Zadanie do wykonania: Dopisz dalszy ciąg zamieszczonego poniżej wpisu z pamiętnika odchudzania o zakwasach, przeziębieniu i stresie, zaczynając tuż po jego ostatnim zdaniu.

Tytuł wpisu w pamiętniku odchudzania:
zakwasy, przeziebienie i stres


po pierwsze: po moim wtorkowym treningu mam zakwasy w tylko do tej pory :)

ale niestety w srode zaczelo mnie drapac w gardle, wiec wrocilam do domu wczesniej, wypilam dwa litry herbaty z imbirem i odpoczywalam i pomoglo, w czwartek czulam sie lepiej ale co z tego skoro mialam dlugi dzien, praktyka od 8 i spotkanie z moderatorka do 19... w domu o 22, padnieta, no i dzisiaj oczywiscie chora... kaszel, katar, zmeczenie. przynajmniej nic nie boli i udalo mi sie napisac jedna  prace do konca, ciesze sie, moge ja juz wyslac i poza praktyka zajac sie pisaniem licencjatu, ruszylo z kopyta, musze napisac 1/4 pracy do 28.09, hehehe, "leciutki" stres.. no coz, mam nadzieje ze mi przejdzie do jutra, poza pisaniem pracy odpoczywam, a wieczorem pojde wczesnie spac.. tylko szkoda mi ze nie pocwicze dzisiaj. no coz, przynajmniej nie bedzie zadnych przekasek. a waga spadla 0,3 kg od poniedzialku, wynik bardzo dobry biorac pod uwage ze za 2 dni mam okres i zazwyczaj przybieram 2 kg w plynach przed. :)

Udostępnione rekordy:

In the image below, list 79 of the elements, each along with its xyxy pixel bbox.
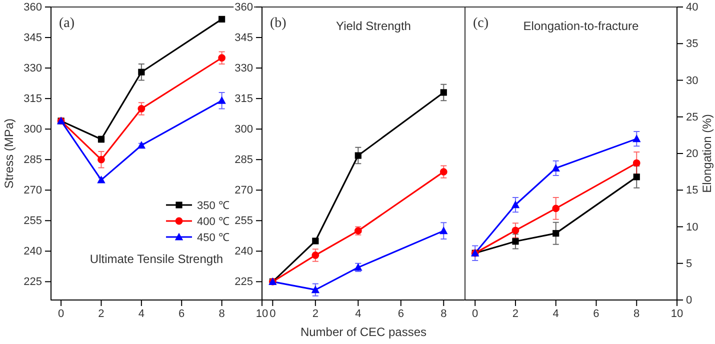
point	[312, 252, 320, 259]
y2-tick-label: 40	[686, 2, 698, 14]
legend-label: 350 ℃	[197, 200, 230, 212]
point	[218, 54, 226, 62]
annotation: (a)	[59, 16, 75, 31]
y-tick-label: 285	[24, 154, 42, 166]
y-tick-label: 270	[24, 184, 42, 197]
y-tick-label: 330	[24, 62, 42, 75]
x-tick-label: 4	[552, 308, 559, 320]
point	[218, 16, 226, 23]
point	[311, 286, 320, 294]
point	[633, 174, 640, 180]
x-tick-label: 4	[355, 308, 362, 320]
x-tick-label: 10	[670, 308, 684, 320]
y-tick-label: 285	[234, 154, 253, 166]
y-tick-label: 225	[234, 276, 253, 288]
point	[632, 134, 641, 142]
x-tick-label: 2	[512, 308, 519, 320]
y-tick-label: 360	[234, 2, 253, 14]
point	[440, 168, 448, 176]
x-tick-label: 8	[218, 308, 225, 320]
x-tick-label: 0	[270, 308, 276, 320]
y2-tick-label: 5	[686, 258, 692, 270]
point	[511, 200, 520, 208]
y-tick-label: 300	[234, 124, 253, 136]
y-tick-label: 255	[234, 215, 253, 228]
y2-tick-label: 10	[686, 221, 698, 234]
legend-label: 400 ℃	[197, 216, 230, 228]
y2-tick-label: 15	[686, 184, 698, 197]
point	[138, 105, 146, 112]
x-tick-label: 0	[472, 308, 478, 320]
point	[552, 164, 560, 172]
x-tick-label: 6	[398, 308, 404, 320]
point	[512, 238, 519, 245]
y-tick-label: 345	[24, 32, 42, 44]
y-tick-label: 360	[24, 2, 42, 14]
y2-tick-label: 20	[686, 148, 698, 160]
y-tick-label: 240	[234, 246, 253, 258]
y-axis-title: Stress (MPa)	[2, 118, 16, 189]
y-tick-label: 345	[234, 32, 253, 44]
x-axis-title: Number of CEC passes	[300, 325, 427, 339]
y2-tick-label: 35	[686, 38, 698, 50]
x-tick-label: 6	[178, 308, 185, 320]
annotation: (b)	[270, 16, 287, 31]
y-tick-label: 255	[24, 215, 42, 228]
point	[512, 226, 520, 234]
point	[218, 96, 226, 104]
text: Ultimate Tensile Strength	[90, 252, 224, 266]
x-tick-label: 2	[312, 308, 318, 320]
x-tick-label: 2	[98, 308, 104, 320]
point	[354, 152, 362, 159]
legend-label: 450 ℃	[197, 232, 230, 244]
y-tick-label: 240	[24, 246, 42, 258]
point	[440, 89, 447, 96]
x-tick-label: 8	[634, 308, 640, 320]
x-tick-label: 4	[138, 308, 144, 320]
x-tick-label: 0	[58, 308, 64, 320]
y2-axis-title: Elongation (%)	[700, 114, 714, 193]
point	[440, 226, 448, 234]
y2-tick-label: 25	[686, 111, 698, 124]
y2-tick-label: 0	[686, 294, 692, 307]
y-tick-label: 315	[24, 93, 42, 106]
point	[552, 204, 560, 212]
y-tick-label: 225	[24, 276, 42, 288]
point	[138, 68, 145, 76]
y-tick-label: 300	[24, 124, 42, 136]
y-tick-label: 315	[234, 93, 253, 106]
x-tick-label: 10	[256, 308, 268, 320]
annotation: (c)	[473, 16, 489, 31]
y-tick-label: 330	[234, 62, 253, 75]
text: Yield Strength	[336, 19, 411, 33]
point	[552, 230, 560, 237]
x-tick-label: 6	[593, 308, 600, 320]
text: Elongation-to-fracture	[523, 19, 640, 33]
point	[632, 159, 640, 167]
y2-tick-label: 30	[686, 74, 698, 87]
y-tick-label: 270	[234, 184, 253, 197]
x-tick-label: 8	[440, 308, 447, 320]
point	[98, 156, 105, 164]
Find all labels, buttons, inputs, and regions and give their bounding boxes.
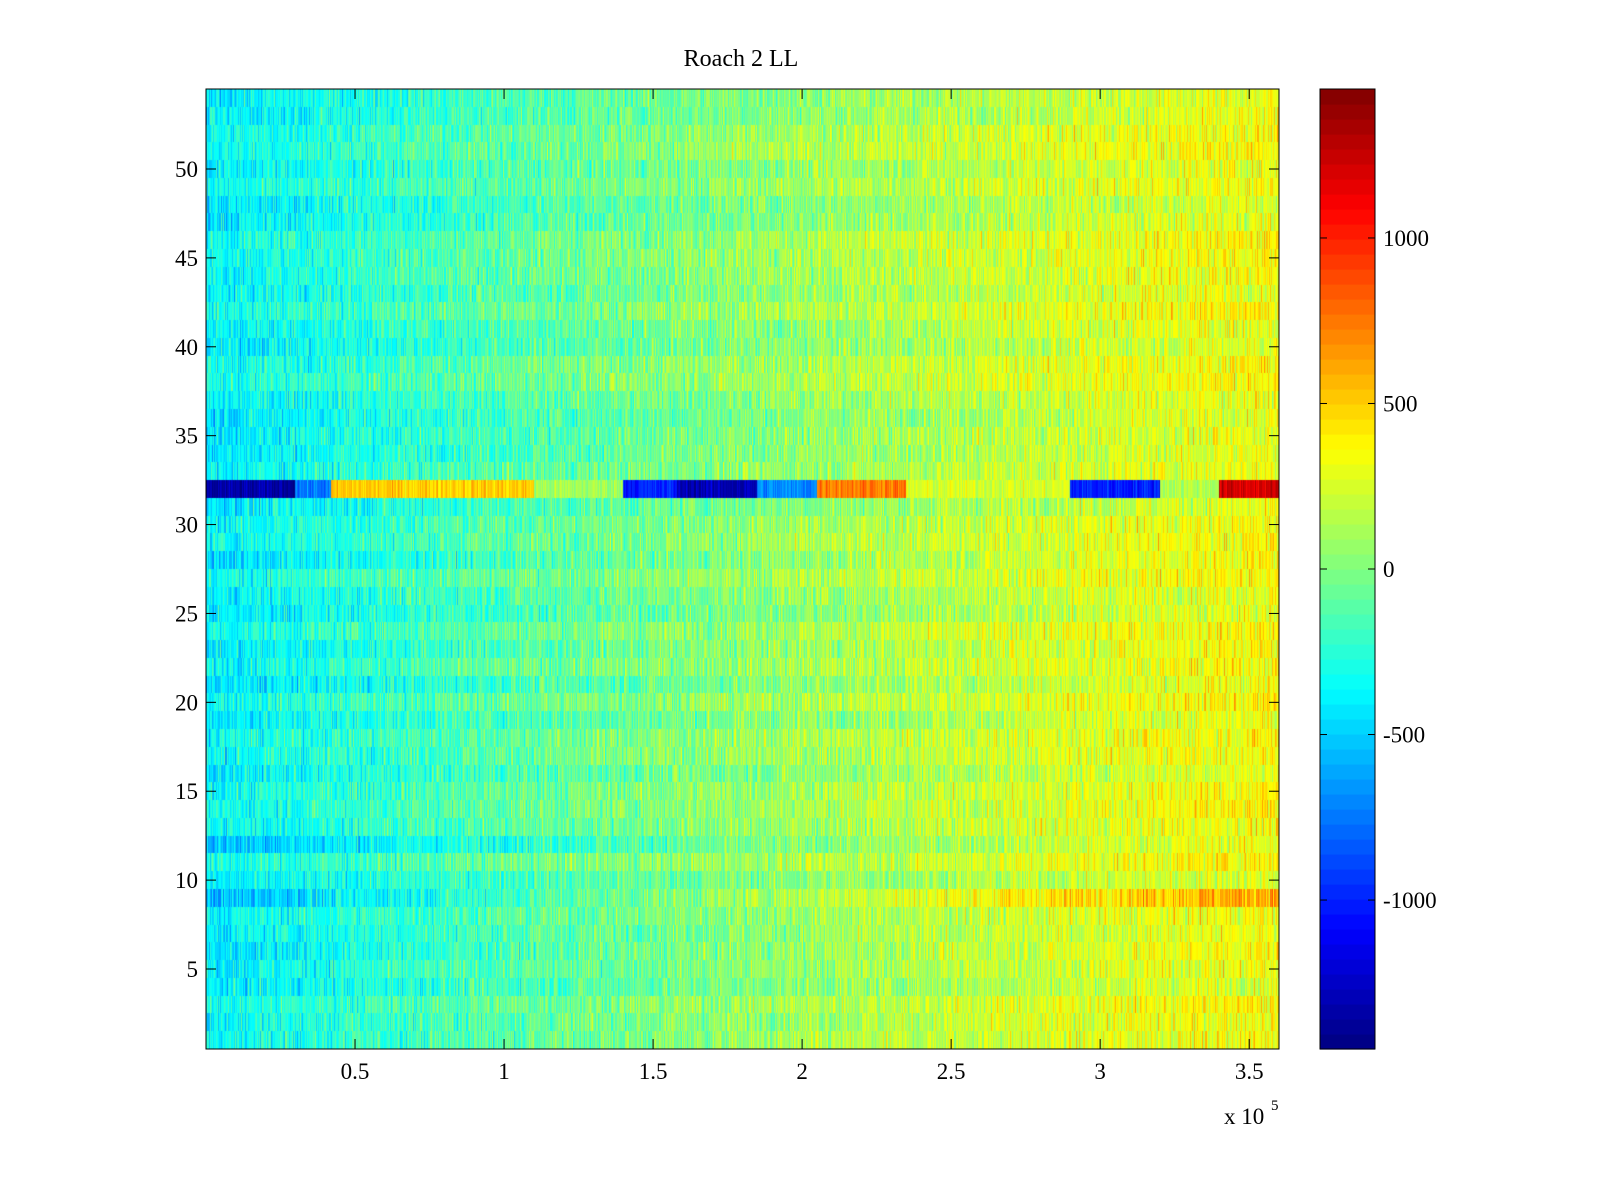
colorbar-swatch <box>1320 854 1375 870</box>
colorbar-swatch <box>1320 179 1375 195</box>
colorbar-swatch <box>1320 989 1375 1005</box>
colorbar-swatch <box>1320 644 1375 660</box>
colorbar-swatch <box>1320 629 1375 645</box>
colorbar-swatch <box>1320 509 1375 525</box>
colorbar-swatch <box>1320 89 1375 105</box>
colorbar-swatch <box>1320 659 1375 675</box>
colorbar-tick-label: 500 <box>1383 391 1418 416</box>
colorbar-swatch <box>1320 224 1375 240</box>
colorbar-swatch <box>1320 764 1375 780</box>
y-tick-label: 10 <box>175 868 198 893</box>
colorbar-swatch <box>1320 254 1375 270</box>
x-tick-label: 3.5 <box>1235 1059 1264 1084</box>
colorbar-swatch <box>1320 1004 1375 1020</box>
x-tick-label: 2.5 <box>937 1059 966 1084</box>
y-tick-label: 50 <box>175 157 198 182</box>
colorbar-swatch <box>1320 524 1375 540</box>
colorbar-swatch <box>1320 614 1375 630</box>
colorbar-swatch <box>1320 749 1375 765</box>
colorbar-swatch <box>1320 674 1375 690</box>
colorbar-swatch <box>1320 284 1375 300</box>
heatmap-image <box>206 89 1279 1049</box>
colorbar-tick-label: 0 <box>1383 557 1395 582</box>
colorbar-swatch <box>1320 269 1375 285</box>
x-multiplier-label: x 10 <box>1224 1104 1264 1129</box>
colorbar-swatch <box>1320 824 1375 840</box>
colorbar-swatch <box>1320 959 1375 975</box>
colorbar-swatch <box>1320 134 1375 150</box>
x-axis: 0.5 1 1.5 2 2.5 3 3.5 <box>341 89 1264 1084</box>
colorbar-swatch <box>1320 119 1375 135</box>
colorbar-swatch <box>1320 329 1375 345</box>
colorbar-swatch <box>1320 884 1375 900</box>
x-multiplier: x 10 5 <box>1224 1098 1279 1129</box>
colorbar-swatch <box>1320 209 1375 225</box>
colorbar-swatch <box>1320 494 1375 510</box>
colorbar-swatch <box>1320 389 1375 405</box>
x-tick-label: 1.5 <box>639 1059 668 1084</box>
colorbar-swatch <box>1320 239 1375 255</box>
colorbar-swatch <box>1320 794 1375 810</box>
colorbar-swatch <box>1320 104 1375 120</box>
x-tick-label: 1 <box>498 1059 510 1084</box>
colorbar-tick-label: 1000 <box>1383 226 1429 251</box>
colorbar-swatch <box>1320 779 1375 795</box>
colorbar-swatch <box>1320 149 1375 165</box>
y-tick-label: 40 <box>175 335 198 360</box>
colorbar-swatch <box>1320 1019 1375 1035</box>
colorbar-swatch <box>1320 374 1375 390</box>
colorbar-swatch <box>1320 419 1375 435</box>
x-tick-label: 3 <box>1094 1059 1106 1084</box>
colorbar <box>1320 89 1375 1050</box>
colorbar-swatch <box>1320 344 1375 360</box>
colorbar-swatch <box>1320 929 1375 945</box>
y-tick-label: 20 <box>175 690 198 715</box>
chart-title: Roach 2 LL <box>684 46 799 72</box>
y-tick-label: 15 <box>175 779 198 804</box>
x-multiplier-exponent: 5 <box>1271 1098 1279 1114</box>
plot-frame <box>205 88 1280 1050</box>
colorbar-tick-label: -1000 <box>1383 888 1437 913</box>
colorbar-swatch <box>1320 449 1375 465</box>
y-tick-label: 25 <box>175 601 198 626</box>
colorbar-tick-label: -500 <box>1383 723 1425 748</box>
colorbar-swatch <box>1320 704 1375 720</box>
y-axis: 5 10 15 20 25 30 35 40 45 50 <box>175 157 1279 982</box>
x-tick-label: 0.5 <box>341 1059 370 1084</box>
y-tick-label: 30 <box>175 513 198 538</box>
colorbar-swatch <box>1320 404 1375 420</box>
colorbar-swatch <box>1320 539 1375 555</box>
colorbar-swatch <box>1320 689 1375 705</box>
y-tick-label: 45 <box>175 246 198 271</box>
x-tick-label: 2 <box>796 1059 808 1084</box>
colorbar-swatch <box>1320 569 1375 585</box>
colorbar-swatch <box>1320 899 1375 915</box>
colorbar-swatch <box>1320 359 1375 375</box>
colorbar-swatch <box>1320 734 1375 750</box>
y-tick-label: 5 <box>187 957 199 982</box>
colorbar-swatch <box>1320 809 1375 825</box>
colorbar-swatch <box>1320 164 1375 180</box>
colorbar-swatch <box>1320 479 1375 495</box>
heatmap <box>206 89 1279 1049</box>
colorbar-swatch <box>1320 194 1375 210</box>
colorbar-swatch <box>1320 584 1375 600</box>
colorbar-axis: -1000 -500 0 500 1000 <box>1320 226 1437 913</box>
colorbar-swatch <box>1320 1034 1375 1050</box>
colorbar-swatch <box>1320 914 1375 930</box>
colorbar-swatch <box>1320 599 1375 615</box>
colorbar-swatch <box>1320 434 1375 450</box>
colorbar-swatch <box>1320 554 1375 570</box>
y-tick-label: 35 <box>175 424 198 449</box>
colorbar-swatch <box>1320 839 1375 855</box>
colorbar-swatch <box>1320 944 1375 960</box>
colorbar-swatch <box>1320 299 1375 315</box>
colorbar-swatch <box>1320 974 1375 990</box>
colorbar-swatch <box>1320 869 1375 885</box>
colorbar-swatch <box>1320 719 1375 735</box>
colorbar-swatch <box>1320 464 1375 480</box>
colorbar-swatch <box>1320 314 1375 330</box>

Odpowiedź:
mam nadzieje ze macie lepszy piatek niz ja. :)

  • 88sweet88

    88sweet88

    18 września 2015, 18:04

    O zakwasach mi nic nie mow...Po poniedzialku mialam zakwasy w nogach i ramionach..Po srodzie w tylku...O boze chodze jak polamaniec...a nawet jak siadam na sofe to mnie dupa boli hahaha zdrowiej!!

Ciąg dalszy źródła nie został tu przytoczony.